Data records:
* * * *

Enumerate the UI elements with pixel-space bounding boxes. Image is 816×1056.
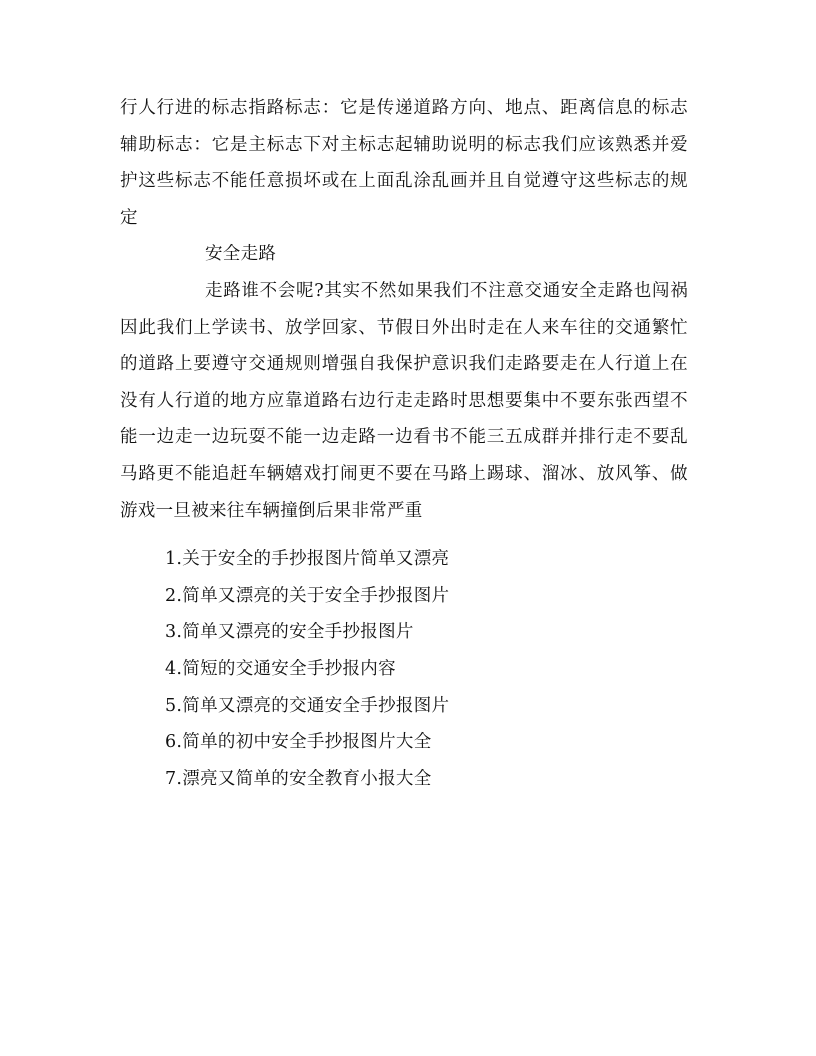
related-link-3[interactable]: 3.简单又漂亮的安全手抄报图片 xyxy=(165,622,414,643)
related-link-2[interactable]: 2.简单又漂亮的关于安全手抄报图片 xyxy=(165,585,450,606)
paragraph-traffic-signs: 行人行进的标志指路标志：它是传递道路方向、地点、距离信息的标志辅助标志：它是主标志下对主标志起辅助说明的标志我们应该熟悉并爱护这些标志不能任意损坏或在上面乱涂乱画并且自觉遵守这些标志的规定 xyxy=(120,98,688,228)
related-link-4[interactable]: 4.简短的交通安全手抄报内容 xyxy=(165,658,396,679)
related-link-1[interactable]: 1.关于安全的手抄报图片简单又漂亮 xyxy=(165,549,450,570)
related-links-list xyxy=(120,541,688,797)
paragraph-safe-walking: 走路谁不会呢?其实不然如果我们不注意交通安全走路也闯祸因此我们上学读书、放学回家、节假日外出时走在人来车往的交通繁忙的道路上要遵守交通规则增强自我保护意识我们走路要走在人行道上在没有人行道的地方应靠道路右边行走走路时思想要集中不要东张西望不能一边走一边玩耍不能一边走路一边看书不能三五成群并排行走不要乱马路更不能追赶车辆嬉戏打闹更不要在马路上踢球、溜冰、放风筝、做游戏一旦被来往车辆撞倒后果非常严重 xyxy=(120,280,688,521)
related-link-7[interactable]: 7.漂亮又简单的安全教育小报大全 xyxy=(165,768,432,789)
related-link-6[interactable]: 6.简单的初中安全手抄报图片大全 xyxy=(165,732,432,753)
related-link-5[interactable]: 5.简单又漂亮的交通安全手抄报图片 xyxy=(165,695,450,716)
section-heading: 安全走路 xyxy=(205,244,277,265)
document-body xyxy=(120,90,688,797)
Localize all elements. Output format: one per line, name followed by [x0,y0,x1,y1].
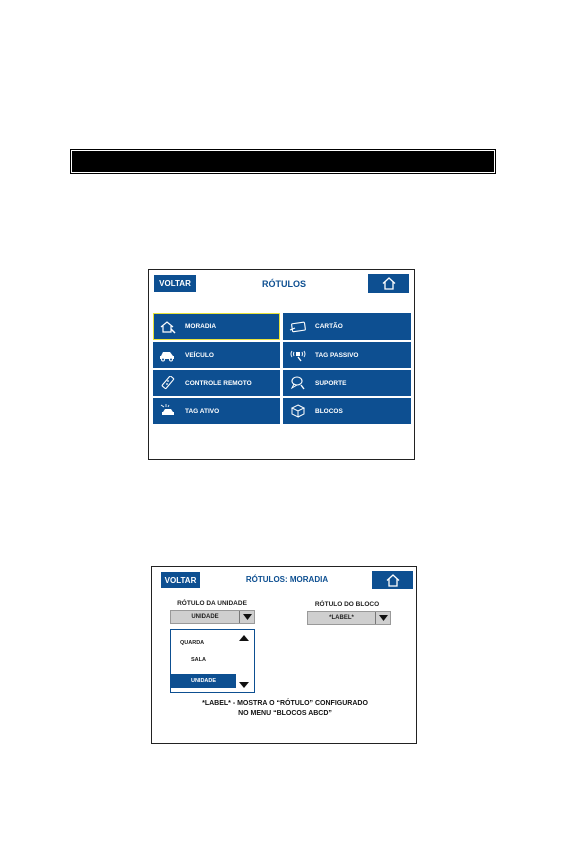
tile-label: BLOCOS [315,407,343,415]
unit-select-value: UNIDADE [191,614,219,620]
option-unidade[interactable]: UNIDADE [171,674,236,688]
unit-select[interactable] [170,610,255,624]
house-icon [157,319,179,335]
tile-tag-ativo[interactable] [153,398,280,424]
tile-label: TAG PASSIVO [315,351,359,359]
active-tag-car-icon [157,403,179,419]
section-header-bar [71,150,495,173]
moradia-labels-screen [151,566,417,744]
tile-label: SUPORTE [315,379,347,387]
tile-label: MORADIA [185,323,217,330]
card-icon [287,319,309,335]
tile-tag-passivo[interactable] [283,342,411,368]
chevron-down-icon[interactable] [375,612,390,624]
tile-controle-remoto[interactable] [153,370,280,396]
tile-veiculo[interactable] [153,342,280,368]
tile-label: TAG ATIVO [185,407,220,415]
block-select[interactable] [307,611,391,625]
option-sala[interactable]: SALA [191,657,206,663]
scroll-down-icon[interactable] [239,682,249,688]
unit-label: RÓTULO DA UNIDADE [177,600,247,607]
back-button[interactable]: VOLTAR [154,275,196,292]
unit-options-dropdown [170,629,255,693]
chevron-down-icon[interactable] [239,611,254,623]
page-title: RÓTULOS: MORADIA [245,575,329,584]
tile-label: CONTROLE REMOTO [185,379,252,387]
home-button[interactable] [372,571,413,589]
block-label: RÓTULO DO BLOCO [314,601,380,608]
tile-suporte[interactable] [283,370,411,396]
tile-blocos[interactable] [283,398,411,424]
back-button[interactable]: VOLTAR [161,572,200,588]
car-icon [157,347,179,363]
blocks-icon [287,403,309,419]
page-title: RÓTULOS [262,279,306,289]
option-quarda[interactable]: QUARDA [180,640,205,646]
scroll-up-icon[interactable] [239,635,249,641]
tile-label: VEÍCULO [185,351,214,359]
tile-label: CARTÃO [315,323,343,330]
note-line-1: *LABEL* - MOSTRA O “RÓTULO” CONFIGURADO [202,700,368,707]
labels-menu-screen [148,269,415,460]
home-icon [386,574,400,587]
block-select-value: *LABEL* [329,615,354,621]
chat-support-icon [287,375,309,391]
tile-cartao[interactable] [283,313,411,340]
home-button[interactable] [368,274,409,293]
remote-control-icon [157,375,179,391]
rfid-tag-icon [287,347,309,363]
home-icon [382,277,396,290]
tile-moradia[interactable] [153,313,280,340]
note-line-2: NO MENU “BLOCOS ABCD” [238,710,332,717]
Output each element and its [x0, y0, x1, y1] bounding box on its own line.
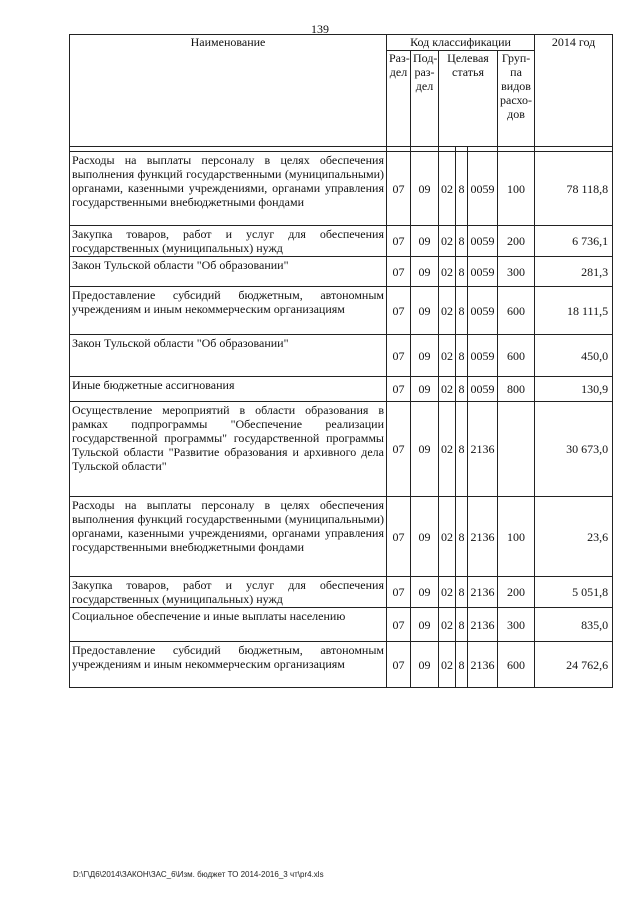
row-podrazdel: 09 [411, 377, 439, 402]
row-amount: 281,3 [535, 257, 613, 287]
row-target-part2: 8 [456, 226, 468, 257]
row-group: 800 [498, 377, 535, 402]
row-razdel: 07 [387, 335, 411, 377]
row-target-part3: 2136 [468, 642, 498, 688]
row-group: 300 [498, 257, 535, 287]
row-podrazdel: 09 [411, 577, 439, 608]
row-target-part2: 8 [456, 287, 468, 335]
table-row [70, 577, 613, 608]
table-row [70, 377, 613, 402]
row-amount: 30 673,0 [535, 402, 613, 497]
row-amount: 130,9 [535, 377, 613, 402]
row-razdel: 07 [387, 226, 411, 257]
table-row [70, 226, 613, 257]
row-razdel: 07 [387, 287, 411, 335]
row-podrazdel: 09 [411, 152, 439, 226]
row-razdel: 07 [387, 577, 411, 608]
row-target-part2: 8 [456, 152, 468, 226]
row-target-part3: 0059 [468, 335, 498, 377]
table-row [70, 402, 613, 497]
row-target-part2: 8 [456, 257, 468, 287]
row-target-part3: 0059 [468, 377, 498, 402]
row-target-part2: 8 [456, 335, 468, 377]
table-row [70, 642, 613, 688]
row-target-part3: 2136 [468, 497, 498, 577]
row-podrazdel: 09 [411, 335, 439, 377]
row-podrazdel: 09 [411, 497, 439, 577]
row-podrazdel: 09 [411, 226, 439, 257]
header-group: Груп- па видов расхо- дов [498, 51, 535, 147]
row-target-part1: 02 [439, 257, 456, 287]
row-target-part3: 0059 [468, 226, 498, 257]
row-name: Предоставление субсидий бюджетным, автономным учреждениям и иным некоммерческим организациям [70, 287, 387, 335]
row-name: Социальное обеспечение и иные выплаты населению [70, 608, 387, 642]
row-target-part1: 02 [439, 402, 456, 497]
row-target-part3: 2136 [468, 577, 498, 608]
row-name: Расходы на выплаты персоналу в целях обеспечения выполнения функций государственными (муниципальными) органами, казенными учреждениями, органами управления государственными внебюджетными фондами [70, 152, 387, 226]
row-target-part2: 8 [456, 577, 468, 608]
header-year: 2014 год [535, 35, 613, 147]
row-name: Закупка товаров, работ и услуг для обеспечения государственных (муниципальных) нужд [70, 226, 387, 257]
row-podrazdel: 09 [411, 608, 439, 642]
row-target-part1: 02 [439, 287, 456, 335]
row-group: 100 [498, 497, 535, 577]
row-amount: 23,6 [535, 497, 613, 577]
row-amount: 835,0 [535, 608, 613, 642]
budget-table [69, 34, 613, 688]
row-target-part2: 8 [456, 642, 468, 688]
row-target-part1: 02 [439, 335, 456, 377]
table-row [70, 287, 613, 335]
table-row [70, 608, 613, 642]
row-name: Закон Тульской области "Об образовании" [70, 257, 387, 287]
row-group: 300 [498, 608, 535, 642]
row-podrazdel: 09 [411, 257, 439, 287]
row-amount: 78 118,8 [535, 152, 613, 226]
header-name: Наименование [70, 35, 387, 147]
table-row [70, 257, 613, 287]
row-amount: 18 111,5 [535, 287, 613, 335]
row-group: 600 [498, 642, 535, 688]
row-podrazdel: 09 [411, 287, 439, 335]
table-row [70, 152, 613, 226]
row-target-part1: 02 [439, 577, 456, 608]
row-target-part2: 8 [456, 377, 468, 402]
row-group: 200 [498, 226, 535, 257]
row-amount: 6 736,1 [535, 226, 613, 257]
row-target-part1: 02 [439, 642, 456, 688]
row-razdel: 07 [387, 257, 411, 287]
row-group [498, 402, 535, 497]
row-target-part1: 02 [439, 152, 456, 226]
row-target-part2: 8 [456, 402, 468, 497]
row-razdel: 07 [387, 152, 411, 226]
row-target-part3: 2136 [468, 402, 498, 497]
row-target-part1: 02 [439, 608, 456, 642]
header-razdel: Раз- дел [387, 51, 411, 147]
row-target-part3: 0059 [468, 287, 498, 335]
row-name: Закупка товаров, работ и услуг для обеспечения государственных (муниципальных) нужд [70, 577, 387, 608]
row-razdel: 07 [387, 497, 411, 577]
row-group: 200 [498, 577, 535, 608]
row-target-part3: 0059 [468, 152, 498, 226]
row-razdel: 07 [387, 377, 411, 402]
file-path-footer: D:\Г\Д6\2014\ЗАКОН\ЗАС_6\Изм. бюджет ТО 2014-2016_3 чт\pr4.xls [73, 870, 324, 879]
row-group: 600 [498, 335, 535, 377]
row-razdel: 07 [387, 642, 411, 688]
row-name: Расходы на выплаты персоналу в целях обеспечения выполнения функций государственными (муниципальными) органами, казенными учреждениями, органами управления государственными внебюджетными фондами [70, 497, 387, 577]
row-name: Закон Тульской области "Об образовании" [70, 335, 387, 377]
table-row [70, 335, 613, 377]
row-target-part3: 2136 [468, 608, 498, 642]
row-amount: 450,0 [535, 335, 613, 377]
row-target-part1: 02 [439, 377, 456, 402]
table-row [70, 497, 613, 577]
row-group: 100 [498, 152, 535, 226]
row-target-part1: 02 [439, 226, 456, 257]
row-amount: 24 762,6 [535, 642, 613, 688]
page-number: 139 [311, 22, 329, 36]
row-target-part2: 8 [456, 497, 468, 577]
row-group: 600 [498, 287, 535, 335]
header-code-group: Код классификации [387, 35, 535, 51]
row-razdel: 07 [387, 402, 411, 497]
row-target-part3: 0059 [468, 257, 498, 287]
row-podrazdel: 09 [411, 642, 439, 688]
row-target-part2: 8 [456, 608, 468, 642]
header-podrazdel: Под- раз- дел [411, 51, 439, 147]
row-name: Осуществление мероприятий в области образования в рамках подпрограммы "Обеспечение реализации государственной программы" государственной программы Тульской области "Развитие образования и архивного дела Тульской области" [70, 402, 387, 497]
row-podrazdel: 09 [411, 402, 439, 497]
row-razdel: 07 [387, 608, 411, 642]
row-amount: 5 051,8 [535, 577, 613, 608]
row-name: Иные бюджетные ассигнования [70, 377, 387, 402]
row-name: Предоставление субсидий бюджетным, автономным учреждениям и иным некоммерческим организациям [70, 642, 387, 688]
row-target-part1: 02 [439, 497, 456, 577]
header-target: Целевая статья [439, 51, 498, 147]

* * * *

Count the lines in the entries that contain the string "page", with case counting, and reply with only the number.

**THE RESULT**
3